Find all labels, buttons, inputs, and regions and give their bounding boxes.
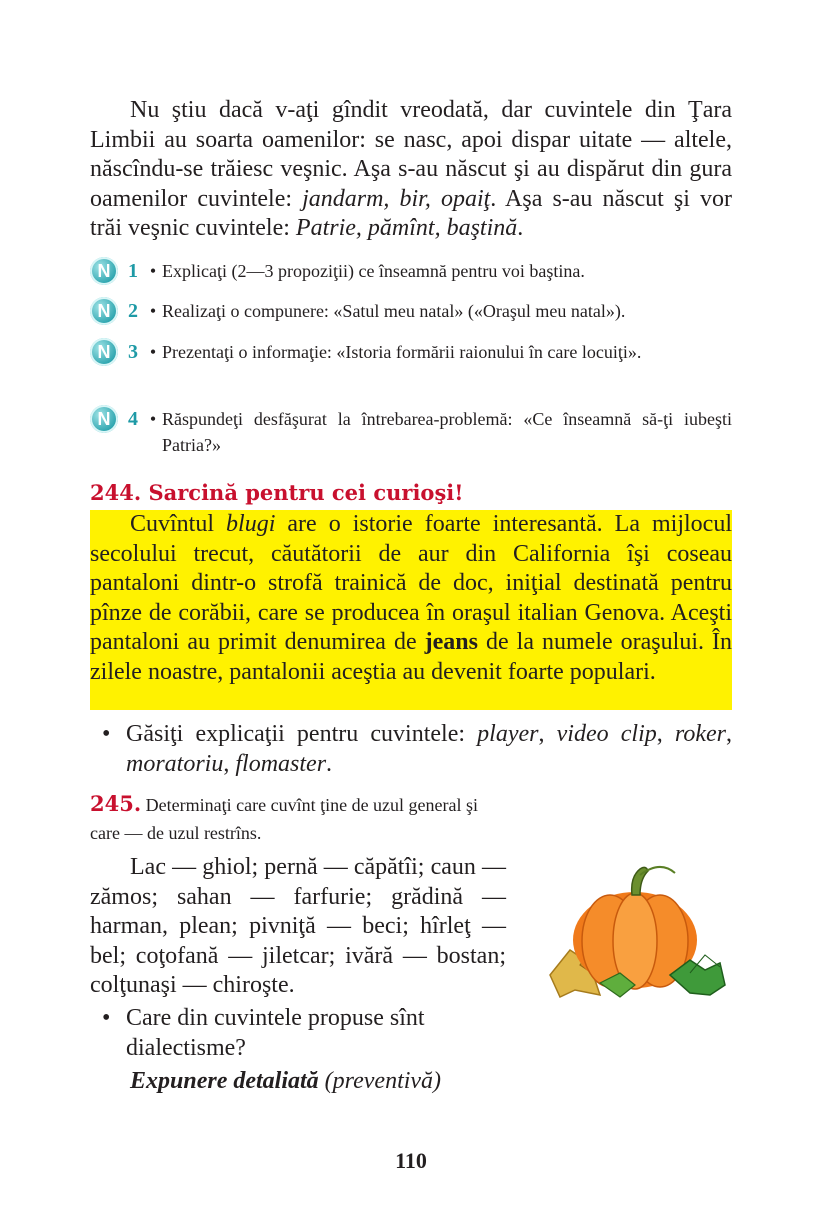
n-badge-icon: N bbox=[90, 405, 118, 433]
exercise-244-text: Cuvîntul blugi are o istorie foarte interesantă. La mijlocul secolului trecut, căutătorii de aur din California îşi coseau pantaloni dintr-o strofă trainică de doc, iniţial destinată pentru pînze de corăbii, care se producea în oraşul italian Genova. Aceşti pantaloni au primit denumirea de jeans de la numele oraşului. În zilele noastre, pantalonii aceştia au devenit foarte populari. bbox=[90, 511, 732, 685]
task-4 bbox=[90, 406, 732, 458]
bullet: • bbox=[149, 261, 157, 281]
exercise-245-question: • Care din cuvintele propuse sînt dialectisme? bbox=[102, 1005, 425, 1061]
task-number: 4 bbox=[128, 408, 138, 430]
bullet: • bbox=[102, 1005, 111, 1031]
intro-text-2: . Aşa s-au născut şi vor trăi veşnic cuvintele: bbox=[90, 185, 732, 241]
pumpkin-illustration bbox=[540, 855, 740, 1005]
task-1 bbox=[90, 258, 732, 285]
n-badge-icon: N bbox=[90, 338, 118, 366]
n-badge-icon: N bbox=[90, 297, 118, 325]
n-badge-icon: N bbox=[90, 257, 118, 285]
task-text: Explicaţi (2—3 propoziţii) ce înseamnă pentru voi baştina. bbox=[162, 261, 585, 281]
exercise-245-words: Lac — ghiol; pernă — căpătîi; caun — zămos; sahan — farfurie; grădină — harman, plean; pivniţă — beci; hîrleţ — bel; coţofană — jiletcar; ivără — bostan; colţunaşi — chiroşte. bbox=[90, 854, 506, 998]
page-number: 110 bbox=[395, 1148, 427, 1173]
word-jeans: jeans bbox=[424, 629, 478, 655]
intro-text-3: . bbox=[517, 215, 524, 241]
intro-paragraph bbox=[90, 96, 732, 244]
task-number: 2 bbox=[128, 300, 138, 322]
task-number: 1 bbox=[128, 260, 138, 282]
bullet: • bbox=[102, 721, 111, 747]
intro-words-eternal: Patrie, pămînt, baştină bbox=[295, 215, 518, 241]
intro-words-obsolete: jandarm, bir, opaiţ bbox=[302, 185, 491, 212]
bullet: • bbox=[149, 301, 157, 321]
word-blugi: blugi bbox=[226, 511, 276, 537]
task-text: Răspundeţi desfăşurat la întrebarea-problemă: «Ce înseamnă să-ţi iubeşti Patria?» bbox=[162, 409, 732, 455]
exercise-245-number: 245. bbox=[90, 791, 142, 816]
task-text: Prezentaţi o informaţie: «Istoria formării raionului în care locuiţi». bbox=[162, 342, 642, 362]
exercise-244-task: • Găsiţi explicaţii pentru cuvintele: player, video clip, roker, moratoriu, flomaster. bbox=[102, 721, 733, 777]
task-2 bbox=[90, 298, 732, 325]
expunere-title: Expunere detaliată (preventivă) bbox=[130, 1068, 442, 1094]
bullet: • bbox=[149, 342, 157, 362]
exercise-245-instruction: 245. Determinaţi care cuvînt ţine de uzul general şi care — de uzul restrîns. bbox=[90, 791, 479, 843]
task-number: 3 bbox=[128, 341, 138, 363]
task-text: Realizaţi o compunere: «Satul meu natal» («Oraşul meu natal»). bbox=[162, 301, 626, 321]
intro-text-1: Nu ştiu dacă v-aţi gîndit vreodată, dar cuvintele din Ţara Limbii au soarta oamenilor: se nasc, apoi dispar uitate — altele, născîndu-se trăiesc veşnic. Aşa s-au născut şi au dispărut din gura oamenilor cuvintele: bbox=[90, 97, 732, 212]
bullet: • bbox=[149, 409, 157, 429]
task-3 bbox=[90, 339, 732, 366]
exercise-244-heading: 244. Sarcină pentru cei curioşi! bbox=[90, 480, 464, 505]
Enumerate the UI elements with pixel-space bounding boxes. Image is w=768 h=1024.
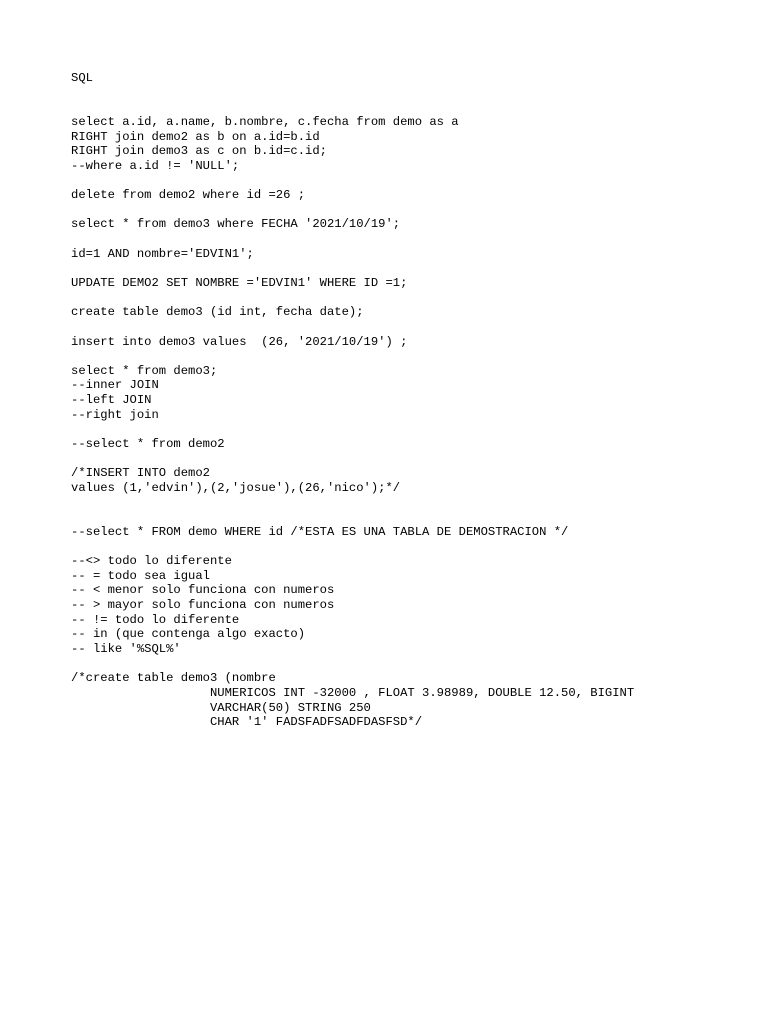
====
## The problem
Can you update the entries above so that every "n-badge-icon" becomes "number-badge-icon", with everything else unchanged and the pictures left out?

## Output
Find all labels, buttons, inputs, and regions and give their bounding boxes.
number-badge-icon: N bbox=[90, 405, 118, 433]
exercise-244-text: Cuvîntul blugi are o istorie foarte interesantă. La mijlocul secolului trecut, căutătorii de aur din California îşi coseau pantaloni dintr-o strofă trainică de doc, iniţial destinată pentru pînze de corăbii, care se producea în oraşul italian Genova. Aceşti pantaloni au primit denumirea de jeans de la numele oraşului. În zilele noastre, pantalonii aceştia au devenit foarte populari. bbox=[90, 511, 732, 685]
task-4 bbox=[90, 406, 732, 458]
bullet: • bbox=[149, 261, 157, 281]
exercise-245-question: • Care din cuvintele propuse sînt dialectisme? bbox=[102, 1005, 425, 1061]
task-number: 4 bbox=[128, 408, 138, 430]
bullet: • bbox=[102, 1005, 111, 1031]
intro-text-2: . Aşa s-au născut şi vor trăi veşnic cuvintele: bbox=[90, 185, 732, 241]
pumpkin-illustration bbox=[540, 855, 740, 1005]
task-1 bbox=[90, 258, 732, 285]
number-badge-icon: N bbox=[90, 338, 118, 366]
number-badge-icon: N bbox=[90, 297, 118, 325]
number-badge-icon: N bbox=[90, 257, 118, 285]
task-text: Explicaţi (2—3 propoziţii) ce înseamnă pentru voi baştina. bbox=[162, 261, 585, 281]
exercise-245-words: Lac — ghiol; pernă — căpătîi; caun — zămos; sahan — farfurie; grădină — harman, plean; pivniţă — beci; hîrleţ — bel; coţofană — jiletcar; ivără — bostan; colţunaşi — chiroşte. bbox=[90, 854, 506, 998]
page-number: 110 bbox=[395, 1148, 427, 1173]
word-jeans: jeans bbox=[424, 629, 478, 655]
intro-text-3: . bbox=[517, 215, 524, 241]
intro-paragraph bbox=[90, 96, 732, 244]
task-number: 2 bbox=[128, 300, 138, 322]
task-number: 1 bbox=[128, 260, 138, 282]
bullet: • bbox=[102, 721, 111, 747]
intro-words-eternal: Patrie, pămînt, baştină bbox=[295, 215, 518, 241]
intro-words-obsolete: jandarm, bir, opaiţ bbox=[302, 185, 491, 212]
bullet: • bbox=[149, 301, 157, 321]
word-blugi: blugi bbox=[226, 511, 276, 537]
task-text: Răspundeţi desfăşurat la întrebarea-problemă: «Ce înseamnă să-ţi iubeşti Patria?» bbox=[162, 409, 732, 455]
exercise-245-number: 245. bbox=[90, 791, 142, 816]
task-text: Prezentaţi o informaţie: «Istoria formării raionului în care locuiţi». bbox=[162, 342, 642, 362]
exercise-244-task: • Găsiţi explicaţii pentru cuvintele: player, video clip, roker, moratoriu, flomaster. bbox=[102, 721, 733, 777]
task-2 bbox=[90, 298, 732, 325]
expunere-title: Expunere detaliată (preventivă) bbox=[130, 1068, 442, 1094]
bullet: • bbox=[149, 342, 157, 362]
exercise-245-instruction: 245. Determinaţi care cuvînt ţine de uzul general şi care — de uzul restrîns. bbox=[90, 791, 479, 843]
task-number: 3 bbox=[128, 341, 138, 363]
task-text: Realizaţi o compunere: «Satul meu natal» («Oraşul meu natal»). bbox=[162, 301, 626, 321]
intro-text-1: Nu ştiu dacă v-aţi gîndit vreodată, dar cuvintele din Ţara Limbii au soarta oamenilor: se nasc, apoi dispar uitate — altele, născîndu-se trăiesc veşnic. Aşa s-au născut şi au dispărut din gura oamenilor cuvintele: bbox=[90, 97, 732, 212]
bullet: • bbox=[149, 409, 157, 429]
task-3 bbox=[90, 339, 732, 366]
exercise-244-heading: 244. Sarcină pentru cei curioşi! bbox=[90, 480, 464, 505]
Enumerate the UI elements with pixel-space bounding boxes. Image is w=768 h=1024.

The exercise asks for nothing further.